▸ **EXERCISES TO COMPLETE**:
(A) List every name that the notebook text imports, along with the module it comes from.
(B) According to the notebook text, what is the small data set used for?

▸ **PAGE TEXT**:
○ ○ ○ ○

In [0]:
from google.colab import drive
drive.mount('/content/gdrive')

Drive already mounted at /content/gdrive; to attempt to forcibly remount, call drive.mount("/content/gdrive", force_remount=True).


Everything in this book has been run, so no need to run any of it again.
Just start with one of the ModelStub books to work with a small dataset or the full set

In [0]:
from os import getcwd, chdir
from pathlib import Path
path = '/content/gdrive/Shared drives/IDS594/'
chdir(path)
print(getcwd())


/content/gdrive/Shared drives/IDS594


In [0]:
# This was our original unzipping method, until we shifted to using shell commands
# for increase performance

from zipfile import ZipFile 
  
# specifying the zip file name 
#file_names = ['seg_train','seg_test','seg_pred']

file_names = ['seg_train','seg_test']
  
# opening the zip files in READ mode, only if target extract dir doesn't exist
for file_name in file_names:
  dir_exists = Path(path+file_name).exists()
  if not(dir_exists):
    with ZipFile(file_name+'.zip', 'r') as zip:
      zip.extractall() 

## Create Small Data
This data set will be used for faster model iteration to enable for hyperparameter tuning, before shifting to the full data set for more fine tuning.

In [0]:
# Iterate through all train data to create a list of all image paths under data_root in 'pathlib.PosixPath' type
data_root = Path(path, 'seg_train')
all_image_paths = list(data_root.glob('*/*'))
print(all_image_paths[0])
# Extract and sort labels from image folder structure
label_names = sorted(item.name for item in data_root.glob('*/') if item.is_dir())
print(label_names)

○ ○ ○ ○

▸ **DATASET**:
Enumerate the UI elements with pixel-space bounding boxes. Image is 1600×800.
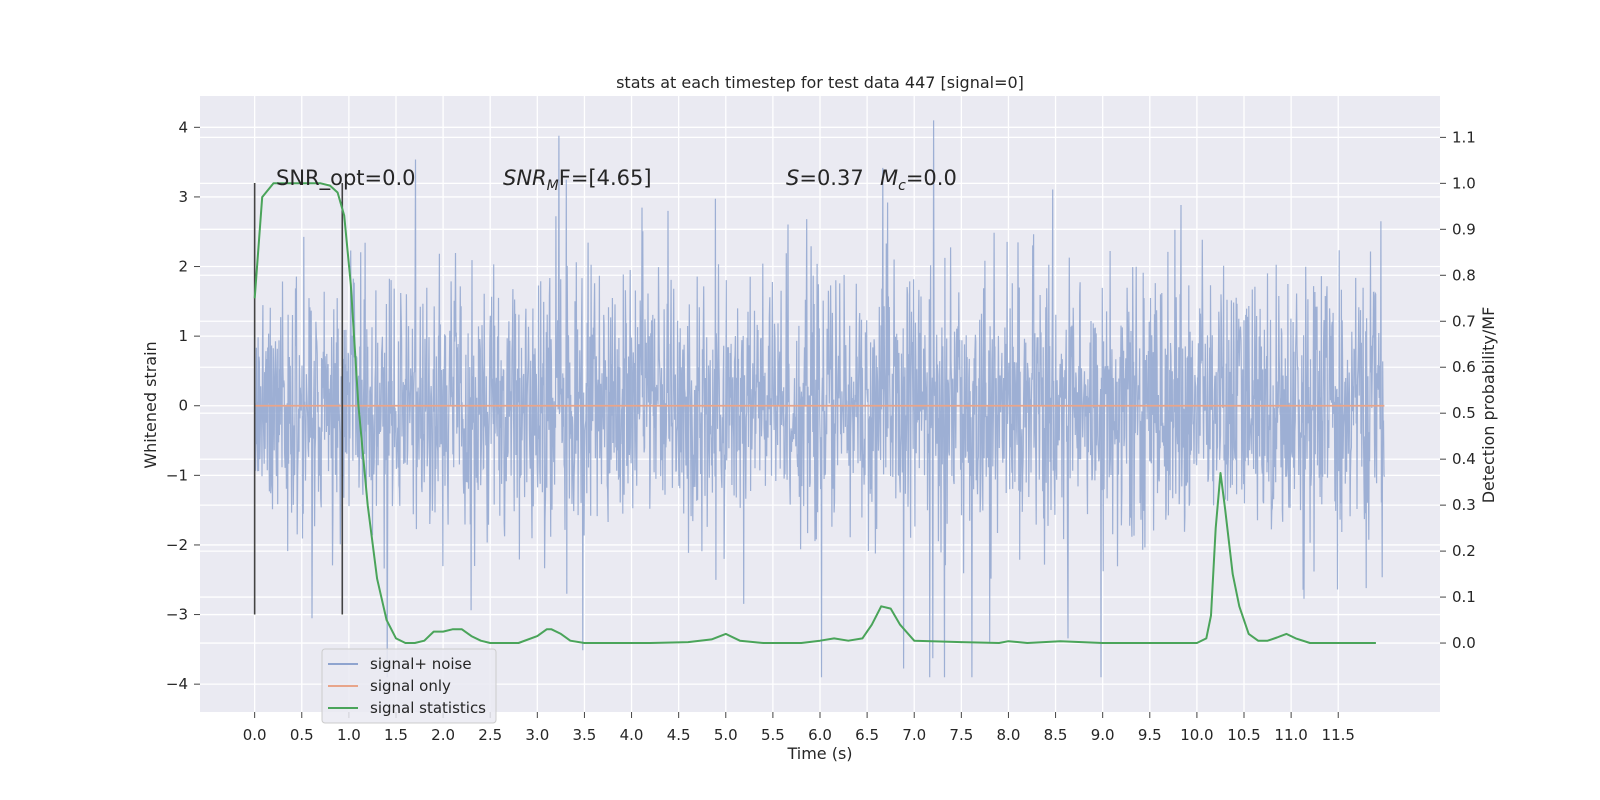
y-tick-label-right: 0.6 [1452, 358, 1476, 376]
y-axis-label-right: Detection probability/MF [1479, 307, 1498, 504]
y-tick-label: 4 [178, 118, 188, 136]
y-tick-label: −2 [166, 536, 188, 554]
legend: signal+ noise signal only signal statist… [321, 648, 497, 724]
x-tick-label: 5.0 [714, 726, 738, 744]
x-tick-label: 9.0 [1091, 726, 1115, 744]
x-axis-label: Time (s) [786, 744, 852, 763]
y-tick-label-right: 0.1 [1452, 588, 1476, 606]
y-tick-label: 3 [178, 188, 188, 206]
annotation-s-value: =0.37 [799, 166, 863, 190]
series-signal-statistics [253, 182, 1376, 644]
y-tick-label: −1 [166, 466, 188, 484]
x-tick-label: 6.0 [808, 726, 832, 744]
y-axis-ticks-left: −4 −3 −2 −1 0 1 2 3 4 [166, 118, 200, 693]
y-tick-label-right: 0.7 [1452, 312, 1476, 330]
y-tick-label-right: 0.5 [1452, 404, 1476, 422]
series-line-signal-noise [254, 120, 1385, 678]
series-line-signal-statistics [253, 182, 1376, 644]
x-tick-label: 3.5 [573, 726, 597, 744]
x-tick-label: 6.5 [855, 726, 879, 744]
annotation-s: S=0.37 [786, 166, 864, 190]
y-axis-ticks-right: 0.0 0.1 0.2 0.3 0.4 0.5 0.6 0.7 0.8 0.9 1.0 1.1 [1440, 128, 1476, 652]
chart-title: stats at each timestep for test data 447… [616, 73, 1024, 92]
x-tick-label: 2.5 [478, 726, 502, 744]
annotation-snr-opt: SNR_opt=0.0 [276, 166, 416, 191]
y-tick-label-right: 1.1 [1452, 128, 1476, 146]
legend-label-signal-only: signal only [370, 677, 451, 695]
y-tick-label: −3 [166, 606, 188, 624]
y-axis-label-left: Whitened strain [141, 341, 160, 468]
x-tick-label: 10.5 [1227, 726, 1260, 744]
legend-label-signal-statistics: signal statistics [370, 699, 486, 717]
y-tick-label: −4 [166, 675, 188, 693]
y-tick-label-right: 0.2 [1452, 542, 1476, 560]
x-tick-label: 1.5 [384, 726, 408, 744]
x-tick-label: 11.0 [1274, 726, 1307, 744]
series-signal-noise [254, 120, 1385, 678]
x-tick-label: 9.5 [1138, 726, 1162, 744]
x-tick-label: 2.0 [431, 726, 455, 744]
y-tick-label: 2 [178, 258, 188, 276]
annotation-mc-sub: c [898, 178, 906, 194]
y-tick-label-right: 0.4 [1452, 450, 1476, 468]
y-tick-label-right: 1.0 [1452, 174, 1476, 192]
x-tick-label: 0.0 [243, 726, 267, 744]
legend-box [321, 648, 497, 724]
x-tick-label: 8.0 [997, 726, 1021, 744]
x-tick-label: 10.0 [1180, 726, 1213, 744]
y-tick-label-right: 0.8 [1452, 266, 1476, 284]
annotation-snr-mf-base: SNR [503, 166, 547, 190]
x-tick-label: 3.0 [525, 726, 549, 744]
legend-label-signal-noise: signal+ noise [370, 655, 472, 673]
annotation-mc: Mc=0.0 [880, 166, 957, 194]
x-tick-label: 1.0 [337, 726, 361, 744]
y-tick-label-right: 0.0 [1452, 634, 1476, 652]
x-tick-label: 8.5 [1044, 726, 1068, 744]
y-tick-label: 0 [178, 397, 188, 415]
x-tick-label: 4.5 [667, 726, 691, 744]
x-tick-label: 7.5 [949, 726, 973, 744]
annotation-mc-label: M [880, 166, 898, 190]
annotation-mc-value: =0.0 [906, 166, 957, 190]
x-tick-label: 4.0 [620, 726, 644, 744]
x-axis-ticks: 0.0 0.5 1.0 1.5 2.0 2.5 3.0 3.5 4.0 4.5 5.0 5.5 6.0 6… [243, 712, 1355, 744]
x-tick-label: 7.0 [902, 726, 926, 744]
x-tick-label: 11.5 [1322, 726, 1355, 744]
annotation-s-label: S [786, 166, 799, 190]
annotation-snr-mf: SNRMF=[4.65] [503, 166, 652, 194]
x-tick-label: 5.5 [761, 726, 785, 744]
annotation-snr-mf-sub: M [547, 178, 559, 194]
vertical-markers [253, 183, 344, 615]
annotation-snr-mf-rest: F=[4.65] [559, 166, 652, 190]
y-tick-label-right: 0.9 [1452, 220, 1476, 238]
x-tick-label: 0.5 [290, 726, 314, 744]
y-tick-label-right: 0.3 [1452, 496, 1476, 514]
y-tick-label: 1 [178, 327, 188, 345]
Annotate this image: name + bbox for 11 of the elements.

○ ○ ○ ○

▸ **WORKED SOLUTIONS**:
(A)
- drive, from google.colab
- getcwd, from os
- chdir, from os
- Path, from pathlib
- ZipFile, from zipfile

(B) It is used for faster model iteration to enable hyperparameter tuning, before shifting to the full data set for more fine tuning.